**Task goal:** Give the material again in full, matching it exactly.

++++ Data section

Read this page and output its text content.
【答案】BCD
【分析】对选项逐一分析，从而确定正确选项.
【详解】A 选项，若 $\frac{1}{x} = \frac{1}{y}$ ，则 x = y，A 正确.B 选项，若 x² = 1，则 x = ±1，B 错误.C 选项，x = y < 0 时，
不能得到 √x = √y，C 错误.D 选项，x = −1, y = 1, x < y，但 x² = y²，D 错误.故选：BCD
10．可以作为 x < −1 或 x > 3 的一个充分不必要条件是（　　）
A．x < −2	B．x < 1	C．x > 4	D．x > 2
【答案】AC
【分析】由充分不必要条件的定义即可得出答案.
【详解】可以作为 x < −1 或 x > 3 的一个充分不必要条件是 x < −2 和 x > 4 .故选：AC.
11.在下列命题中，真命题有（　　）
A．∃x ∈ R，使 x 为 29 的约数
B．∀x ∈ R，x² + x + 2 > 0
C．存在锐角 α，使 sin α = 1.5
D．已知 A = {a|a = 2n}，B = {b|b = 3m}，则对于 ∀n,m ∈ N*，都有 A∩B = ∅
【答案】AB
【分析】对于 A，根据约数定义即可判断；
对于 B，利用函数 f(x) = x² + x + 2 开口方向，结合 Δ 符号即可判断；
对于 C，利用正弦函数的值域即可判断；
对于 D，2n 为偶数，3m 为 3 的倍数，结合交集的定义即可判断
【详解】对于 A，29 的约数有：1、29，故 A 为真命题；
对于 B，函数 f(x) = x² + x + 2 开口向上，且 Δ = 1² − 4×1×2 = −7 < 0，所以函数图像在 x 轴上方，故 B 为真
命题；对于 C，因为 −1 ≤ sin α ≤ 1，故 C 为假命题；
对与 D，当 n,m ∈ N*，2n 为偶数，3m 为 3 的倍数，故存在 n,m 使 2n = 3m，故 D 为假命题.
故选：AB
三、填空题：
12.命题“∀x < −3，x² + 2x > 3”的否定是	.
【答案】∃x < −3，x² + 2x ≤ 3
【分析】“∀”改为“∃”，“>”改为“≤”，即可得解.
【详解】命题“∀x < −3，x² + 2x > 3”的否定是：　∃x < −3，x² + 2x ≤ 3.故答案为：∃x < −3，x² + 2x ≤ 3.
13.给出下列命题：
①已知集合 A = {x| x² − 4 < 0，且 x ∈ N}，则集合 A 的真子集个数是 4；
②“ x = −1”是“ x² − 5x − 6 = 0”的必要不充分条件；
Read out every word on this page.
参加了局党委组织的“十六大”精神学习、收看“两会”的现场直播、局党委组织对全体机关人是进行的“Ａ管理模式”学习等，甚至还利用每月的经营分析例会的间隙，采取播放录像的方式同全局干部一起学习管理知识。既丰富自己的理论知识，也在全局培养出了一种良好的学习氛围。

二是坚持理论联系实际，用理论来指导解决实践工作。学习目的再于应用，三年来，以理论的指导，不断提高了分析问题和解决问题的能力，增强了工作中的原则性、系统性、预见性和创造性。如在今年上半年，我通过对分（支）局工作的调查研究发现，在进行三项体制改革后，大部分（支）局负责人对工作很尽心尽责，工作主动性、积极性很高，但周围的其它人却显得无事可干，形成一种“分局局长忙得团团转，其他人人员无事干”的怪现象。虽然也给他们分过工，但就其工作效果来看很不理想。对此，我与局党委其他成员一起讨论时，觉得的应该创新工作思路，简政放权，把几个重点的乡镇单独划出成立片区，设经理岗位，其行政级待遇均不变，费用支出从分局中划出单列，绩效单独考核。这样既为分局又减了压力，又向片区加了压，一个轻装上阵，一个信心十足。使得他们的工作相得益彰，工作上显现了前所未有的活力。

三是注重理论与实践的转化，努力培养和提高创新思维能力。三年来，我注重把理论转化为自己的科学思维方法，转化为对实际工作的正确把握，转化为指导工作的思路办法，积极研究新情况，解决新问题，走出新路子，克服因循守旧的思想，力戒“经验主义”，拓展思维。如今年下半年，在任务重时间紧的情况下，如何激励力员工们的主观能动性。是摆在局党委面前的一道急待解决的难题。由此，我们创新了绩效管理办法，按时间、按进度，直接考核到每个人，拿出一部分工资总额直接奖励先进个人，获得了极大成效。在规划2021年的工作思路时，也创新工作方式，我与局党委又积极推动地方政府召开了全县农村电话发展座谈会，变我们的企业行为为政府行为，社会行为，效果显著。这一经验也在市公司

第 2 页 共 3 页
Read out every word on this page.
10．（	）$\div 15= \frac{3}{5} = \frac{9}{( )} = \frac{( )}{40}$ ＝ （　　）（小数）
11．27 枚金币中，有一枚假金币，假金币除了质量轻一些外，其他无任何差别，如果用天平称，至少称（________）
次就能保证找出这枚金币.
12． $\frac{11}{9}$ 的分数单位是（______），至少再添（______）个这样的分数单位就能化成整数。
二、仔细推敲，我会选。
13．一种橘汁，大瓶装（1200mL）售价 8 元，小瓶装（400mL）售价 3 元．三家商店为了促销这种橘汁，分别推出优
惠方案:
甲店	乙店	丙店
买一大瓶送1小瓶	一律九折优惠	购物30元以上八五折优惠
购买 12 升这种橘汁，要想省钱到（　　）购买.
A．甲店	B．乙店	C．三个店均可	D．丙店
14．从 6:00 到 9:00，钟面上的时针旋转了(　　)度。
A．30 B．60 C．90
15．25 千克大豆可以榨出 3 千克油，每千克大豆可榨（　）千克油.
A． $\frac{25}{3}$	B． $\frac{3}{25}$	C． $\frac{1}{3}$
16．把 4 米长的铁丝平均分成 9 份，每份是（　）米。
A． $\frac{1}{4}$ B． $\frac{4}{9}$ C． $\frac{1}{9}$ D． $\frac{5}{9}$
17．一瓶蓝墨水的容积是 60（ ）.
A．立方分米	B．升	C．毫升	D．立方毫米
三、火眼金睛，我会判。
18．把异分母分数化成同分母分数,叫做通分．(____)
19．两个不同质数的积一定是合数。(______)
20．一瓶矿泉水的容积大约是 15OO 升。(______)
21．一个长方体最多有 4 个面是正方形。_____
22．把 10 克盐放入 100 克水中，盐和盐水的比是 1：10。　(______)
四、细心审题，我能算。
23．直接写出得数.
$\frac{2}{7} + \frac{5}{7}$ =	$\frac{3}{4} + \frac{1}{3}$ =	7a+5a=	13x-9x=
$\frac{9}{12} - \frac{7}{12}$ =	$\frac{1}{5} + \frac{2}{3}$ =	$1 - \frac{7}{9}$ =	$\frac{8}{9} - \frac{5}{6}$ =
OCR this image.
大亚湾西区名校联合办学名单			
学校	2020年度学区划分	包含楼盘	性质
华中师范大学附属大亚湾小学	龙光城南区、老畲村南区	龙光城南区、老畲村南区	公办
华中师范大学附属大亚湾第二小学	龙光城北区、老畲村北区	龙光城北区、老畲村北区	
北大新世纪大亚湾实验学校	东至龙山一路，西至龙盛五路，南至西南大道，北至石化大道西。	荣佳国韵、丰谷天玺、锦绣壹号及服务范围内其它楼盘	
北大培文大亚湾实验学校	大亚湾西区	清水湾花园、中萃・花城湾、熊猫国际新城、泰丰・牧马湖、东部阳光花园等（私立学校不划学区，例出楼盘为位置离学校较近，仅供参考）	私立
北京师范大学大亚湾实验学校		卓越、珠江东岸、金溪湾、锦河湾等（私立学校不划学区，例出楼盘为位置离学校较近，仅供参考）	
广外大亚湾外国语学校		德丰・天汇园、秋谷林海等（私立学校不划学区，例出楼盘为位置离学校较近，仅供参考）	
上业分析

++++++++

**Response to this task:**
Read this page and output its text content.
【答案】BCD
【分析】对选项逐一分析，从而确定正确选项.
【详解】A 选项，若 $\frac{1}{x} = \frac{1}{y}$ ，则 x = y，A 正确.B 选项，若 x² = 1，则 x = ±1，B 错误.C 选项，x = y < 0 时，
不能得到 √x = √y，C 错误.D 选项，x = −1, y = 1, x < y，但 x² = y²，D 错误.故选：BCD
10．可以作为 x < −1 或 x > 3 的一个充分不必要条件是（　　）
A．x < −2	B．x < 1	C．x > 4	D．x > 2
【答案】AC
【分析】由充分不必要条件的定义即可得出答案.
【详解】可以作为 x < −1 或 x > 3 的一个充分不必要条件是 x < −2 和 x > 4 .故选：AC.
11.在下列命题中，真命题有（　　）
A．∃x ∈ R，使 x 为 29 的约数
B．∀x ∈ R，x² + x + 2 > 0
C．存在锐角 α，使 sin α = 1.5
D．已知 A = {a|a = 2n}，B = {b|b = 3m}，则对于 ∀n,m ∈ N*，都有 A∩B = ∅
【答案】AB
【分析】对于 A，根据约数定义即可判断；
对于 B，利用函数 f(x) = x² + x + 2 开口方向，结合 Δ 符号即可判断；
对于 C，利用正弦函数的值域即可判断；
对于 D，2n 为偶数，3m 为 3 的倍数，结合交集的定义即可判断
【详解】对于 A，29 的约数有：1、29，故 A 为真命题；
对于 B，函数 f(x) = x² + x + 2 开口向上，且 Δ = 1² − 4×1×2 = −7 < 0，所以函数图像在 x 轴上方，故 B 为真
命题；对于 C，因为 −1 ≤ sin α ≤ 1，故 C 为假命题；
对与 D，当 n,m ∈ N*，2n 为偶数，3m 为 3 的倍数，故存在 n,m 使 2n = 3m，故 D 为假命题.
故选：AB
三、填空题：
12.命题“∀x < −3，x² + 2x > 3”的否定是	.
【答案】∃x < −3，x² + 2x ≤ 3
【分析】“∀”改为“∃”，“>”改为“≤”，即可得解.
【详解】命题“∀x < −3，x² + 2x > 3”的否定是：　∃x < −3，x² + 2x ≤ 3.故答案为：∃x < −3，x² + 2x ≤ 3.
13.给出下列命题：
①已知集合 A = {x| x² − 4 < 0，且 x ∈ N}，则集合 A 的真子集个数是 4；
②“ x = −1”是“ x² − 5x − 6 = 0”的必要不充分条件；
Read out every word on this page.
参加了局党委组织的“十六大”精神学习、收看“两会”的现场直播、局党委组织对全体机关人是进行的“Ａ管理模式”学习等，甚至还利用每月的经营分析例会的间隙，采取播放录像的方式同全局干部一起学习管理知识。既丰富自己的理论知识，也在全局培养出了一种良好的学习氛围。

二是坚持理论联系实际，用理论来指导解决实践工作。学习目的再于应用，三年来，以理论的指导，不断提高了分析问题和解决问题的能力，增强了工作中的原则性、系统性、预见性和创造性。如在今年上半年，我通过对分（支）局工作的调查研究发现，在进行三项体制改革后，大部分（支）局负责人对工作很尽心尽责，工作主动性、积极性很高，但周围的其它人却显得无事可干，形成一种“分局局长忙得团团转，其他人人员无事干”的怪现象。虽然也给他们分过工，但就其工作效果来看很不理想。对此，我与局党委其他成员一起讨论时，觉得的应该创新工作思路，简政放权，把几个重点的乡镇单独划出成立片区，设经理岗位，其行政级待遇均不变，费用支出从分局中划出单列，绩效单独考核。这样既为分局又减了压力，又向片区加了压，一个轻装上阵，一个信心十足。使得他们的工作相得益彰，工作上显现了前所未有的活力。

三是注重理论与实践的转化，努力培养和提高创新思维能力。三年来，我注重把理论转化为自己的科学思维方法，转化为对实际工作的正确把握，转化为指导工作的思路办法，积极研究新情况，解决新问题，走出新路子，克服因循守旧的思想，力戒“经验主义”，拓展思维。如今年下半年，在任务重时间紧的情况下，如何激励力员工们的主观能动性。是摆在局党委面前的一道急待解决的难题。由此，我们创新了绩效管理办法，按时间、按进度，直接考核到每个人，拿出一部分工资总额直接奖励先进个人，获得了极大成效。在规划2021年的工作思路时，也创新工作方式，我与局党委又积极推动地方政府召开了全县农村电话发展座谈会，变我们的企业行为为政府行为，社会行为，效果显著。这一经验也在市公司

第 2 页 共 3 页
Read out every word on this page.
10．（	）$\div 15= \frac{3}{5} = \frac{9}{( )} = \frac{( )}{40}$ ＝ （　　）（小数）
11．27 枚金币中，有一枚假金币，假金币除了质量轻一些外，其他无任何差别，如果用天平称，至少称（________）
次就能保证找出这枚金币.
12． $\frac{11}{9}$ 的分数单位是（______），至少再添（______）个这样的分数单位就能化成整数。
二、仔细推敲，我会选。
13．一种橘汁，大瓶装（1200mL）售价 8 元，小瓶装（400mL）售价 3 元．三家商店为了促销这种橘汁，分别推出优
惠方案:
甲店	乙店	丙店
买一大瓶送1小瓶	一律九折优惠	购物30元以上八五折优惠
购买 12 升这种橘汁，要想省钱到（　　）购买.
A．甲店	B．乙店	C．三个店均可	D．丙店
14．从 6:00 到 9:00，钟面上的时针旋转了(　　)度。
A．30 B．60 C．90
15．25 千克大豆可以榨出 3 千克油，每千克大豆可榨（　）千克油.
A． $\frac{25}{3}$	B． $\frac{3}{25}$	C． $\frac{1}{3}$
16．把 4 米长的铁丝平均分成 9 份，每份是（　）米。
A． $\frac{1}{4}$ B． $\frac{4}{9}$ C． $\frac{1}{9}$ D． $\frac{5}{9}$
17．一瓶蓝墨水的容积是 60（ ）.
A．立方分米	B．升	C．毫升	D．立方毫米
三、火眼金睛，我会判。
18．把异分母分数化成同分母分数,叫做通分．(____)
19．两个不同质数的积一定是合数。(______)
20．一瓶矿泉水的容积大约是 15OO 升。(______)
21．一个长方体最多有 4 个面是正方形。_____
22．把 10 克盐放入 100 克水中，盐和盐水的比是 1：10。　(______)
四、细心审题，我能算。
23．直接写出得数.
$\frac{2}{7} + \frac{5}{7}$ =	$\frac{3}{4} + \frac{1}{3}$ =	7a+5a=	13x-9x=
$\frac{9}{12} - \frac{7}{12}$ =	$\frac{1}{5} + \frac{2}{3}$ =	$1 - \frac{7}{9}$ =	$\frac{8}{9} - \frac{5}{6}$ =
OCR this image.
大亚湾西区名校联合办学名单			
学校	2020年度学区划分	包含楼盘	性质
华中师范大学附属大亚湾小学	龙光城南区、老畲村南区	龙光城南区、老畲村南区	公办
华中师范大学附属大亚湾第二小学	龙光城北区、老畲村北区	龙光城北区、老畲村北区	
北大新世纪大亚湾实验学校	东至龙山一路，西至龙盛五路，南至西南大道，北至石化大道西。	荣佳国韵、丰谷天玺、锦绣壹号及服务范围内其它楼盘	
北大培文大亚湾实验学校	大亚湾西区	清水湾花园、中萃・花城湾、熊猫国际新城、泰丰・牧马湖、东部阳光花园等（私立学校不划学区，例出楼盘为位置离学校较近，仅供参考）	私立
北京师范大学大亚湾实验学校		卓越、珠江东岸、金溪湾、锦河湾等（私立学校不划学区，例出楼盘为位置离学校较近，仅供参考）	
广外大亚湾外国语学校		德丰・天汇园、秋谷林海等（私立学校不划学区，例出楼盘为位置离学校较近，仅供参考）	
上业分析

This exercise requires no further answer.